• _Aim of the exercise_
Repeat each line of the material exactly.

• _Data lines_
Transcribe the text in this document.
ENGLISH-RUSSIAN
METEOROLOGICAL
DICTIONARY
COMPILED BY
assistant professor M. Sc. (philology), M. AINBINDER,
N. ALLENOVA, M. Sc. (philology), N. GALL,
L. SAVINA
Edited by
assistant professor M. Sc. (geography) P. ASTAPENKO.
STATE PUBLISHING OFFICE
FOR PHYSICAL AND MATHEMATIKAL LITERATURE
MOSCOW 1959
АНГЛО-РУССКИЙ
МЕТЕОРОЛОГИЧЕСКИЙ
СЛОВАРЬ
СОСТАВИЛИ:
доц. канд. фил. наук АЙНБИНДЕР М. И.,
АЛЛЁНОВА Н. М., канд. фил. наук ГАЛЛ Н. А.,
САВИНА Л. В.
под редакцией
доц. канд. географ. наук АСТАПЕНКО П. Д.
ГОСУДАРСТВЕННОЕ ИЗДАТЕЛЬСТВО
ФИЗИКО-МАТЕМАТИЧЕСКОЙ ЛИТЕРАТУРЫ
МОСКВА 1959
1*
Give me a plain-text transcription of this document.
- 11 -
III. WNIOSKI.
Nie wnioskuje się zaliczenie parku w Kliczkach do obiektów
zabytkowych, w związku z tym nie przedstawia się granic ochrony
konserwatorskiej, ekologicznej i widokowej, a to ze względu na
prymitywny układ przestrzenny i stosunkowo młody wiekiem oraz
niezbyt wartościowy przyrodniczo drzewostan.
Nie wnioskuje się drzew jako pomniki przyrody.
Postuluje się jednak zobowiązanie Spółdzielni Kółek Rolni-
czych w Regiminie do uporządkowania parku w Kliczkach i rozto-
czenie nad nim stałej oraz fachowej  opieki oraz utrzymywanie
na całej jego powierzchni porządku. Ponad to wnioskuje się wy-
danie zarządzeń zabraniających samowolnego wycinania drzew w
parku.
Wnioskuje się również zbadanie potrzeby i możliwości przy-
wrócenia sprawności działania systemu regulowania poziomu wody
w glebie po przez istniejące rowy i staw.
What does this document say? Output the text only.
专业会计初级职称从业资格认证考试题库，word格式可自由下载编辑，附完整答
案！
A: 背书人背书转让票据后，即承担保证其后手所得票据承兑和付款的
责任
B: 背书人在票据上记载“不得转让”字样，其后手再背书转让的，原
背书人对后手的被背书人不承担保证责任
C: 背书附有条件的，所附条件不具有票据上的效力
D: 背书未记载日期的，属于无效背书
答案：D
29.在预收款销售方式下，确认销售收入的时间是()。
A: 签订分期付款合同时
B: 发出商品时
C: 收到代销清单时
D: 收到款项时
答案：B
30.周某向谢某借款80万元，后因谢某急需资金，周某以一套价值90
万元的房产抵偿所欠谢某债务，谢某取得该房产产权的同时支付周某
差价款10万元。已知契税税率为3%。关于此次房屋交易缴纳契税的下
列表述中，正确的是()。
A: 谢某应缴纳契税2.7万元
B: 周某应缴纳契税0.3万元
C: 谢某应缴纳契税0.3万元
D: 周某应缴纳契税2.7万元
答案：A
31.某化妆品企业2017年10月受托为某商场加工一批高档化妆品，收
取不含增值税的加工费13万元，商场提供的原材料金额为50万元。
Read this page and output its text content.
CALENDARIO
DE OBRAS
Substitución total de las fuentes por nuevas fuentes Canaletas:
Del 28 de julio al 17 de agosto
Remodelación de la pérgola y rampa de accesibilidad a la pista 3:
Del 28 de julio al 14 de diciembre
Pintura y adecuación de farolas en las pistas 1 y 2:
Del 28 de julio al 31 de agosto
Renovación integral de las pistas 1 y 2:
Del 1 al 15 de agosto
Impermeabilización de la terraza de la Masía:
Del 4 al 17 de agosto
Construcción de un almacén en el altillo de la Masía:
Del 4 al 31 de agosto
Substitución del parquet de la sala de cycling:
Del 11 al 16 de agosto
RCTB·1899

• _Exercise result_
Transcribe the text in this document.
ENGLISH-RUSSIAN
METEOROLOGICAL
DICTIONARY
COMPILED BY
assistant professor M. Sc. (philology), M. AINBINDER,
N. ALLENOVA, M. Sc. (philology), N. GALL,
L. SAVINA
Edited by
assistant professor M. Sc. (geography) P. ASTAPENKO.
STATE PUBLISHING OFFICE
FOR PHYSICAL AND MATHEMATIKAL LITERATURE
MOSCOW 1959
АНГЛО-РУССКИЙ
МЕТЕОРОЛОГИЧЕСКИЙ
СЛОВАРЬ
СОСТАВИЛИ:
доц. канд. фил. наук АЙНБИНДЕР М. И.,
АЛЛЁНОВА Н. М., канд. фил. наук ГАЛЛ Н. А.,
САВИНА Л. В.
под редакцией
доц. канд. географ. наук АСТАПЕНКО П. Д.
ГОСУДАРСТВЕННОЕ ИЗДАТЕЛЬСТВО
ФИЗИКО-МАТЕМАТИЧЕСКОЙ ЛИТЕРАТУРЫ
МОСКВА 1959
1*
Give me a plain-text transcription of this document.
- 11 -
III. WNIOSKI.
Nie wnioskuje się zaliczenie parku w Kliczkach do obiektów
zabytkowych, w związku z tym nie przedstawia się granic ochrony
konserwatorskiej, ekologicznej i widokowej, a to ze względu na
prymitywny układ przestrzenny i stosunkowo młody wiekiem oraz
niezbyt wartościowy przyrodniczo drzewostan.
Nie wnioskuje się drzew jako pomniki przyrody.
Postuluje się jednak zobowiązanie Spółdzielni Kółek Rolni-
czych w Regiminie do uporządkowania parku w Kliczkach i rozto-
czenie nad nim stałej oraz fachowej  opieki oraz utrzymywanie
na całej jego powierzchni porządku. Ponad to wnioskuje się wy-
danie zarządzeń zabraniających samowolnego wycinania drzew w
parku.
Wnioskuje się również zbadanie potrzeby i możliwości przy-
wrócenia sprawności działania systemu regulowania poziomu wody
w glebie po przez istniejące rowy i staw.
What does this document say? Output the text only.
专业会计初级职称从业资格认证考试题库，word格式可自由下载编辑，附完整答
案！
A: 背书人背书转让票据后，即承担保证其后手所得票据承兑和付款的
责任
B: 背书人在票据上记载“不得转让”字样，其后手再背书转让的，原
背书人对后手的被背书人不承担保证责任
C: 背书附有条件的，所附条件不具有票据上的效力
D: 背书未记载日期的，属于无效背书
答案：D
29.在预收款销售方式下，确认销售收入的时间是()。
A: 签订分期付款合同时
B: 发出商品时
C: 收到代销清单时
D: 收到款项时
答案：B
30.周某向谢某借款80万元，后因谢某急需资金，周某以一套价值90
万元的房产抵偿所欠谢某债务，谢某取得该房产产权的同时支付周某
差价款10万元。已知契税税率为3%。关于此次房屋交易缴纳契税的下
列表述中，正确的是()。
A: 谢某应缴纳契税2.7万元
B: 周某应缴纳契税0.3万元
C: 谢某应缴纳契税0.3万元
D: 周某应缴纳契税2.7万元
答案：A
31.某化妆品企业2017年10月受托为某商场加工一批高档化妆品，收
取不含增值税的加工费13万元，商场提供的原材料金额为50万元。
Read this page and output its text content.
CALENDARIO
DE OBRAS
Substitución total de las fuentes por nuevas fuentes Canaletas:
Del 28 de julio al 17 de agosto
Remodelación de la pérgola y rampa de accesibilidad a la pista 3:
Del 28 de julio al 14 de diciembre
Pintura y adecuación de farolas en las pistas 1 y 2:
Del 28 de julio al 31 de agosto
Renovación integral de las pistas 1 y 2:
Del 1 al 15 de agosto
Impermeabilización de la terraza de la Masía:
Del 4 al 17 de agosto
Construcción de un almacén en el altillo de la Masía:
Del 4 al 31 de agosto
Substitución del parquet de la sala de cycling:
Del 11 al 16 de agosto
RCTB·1899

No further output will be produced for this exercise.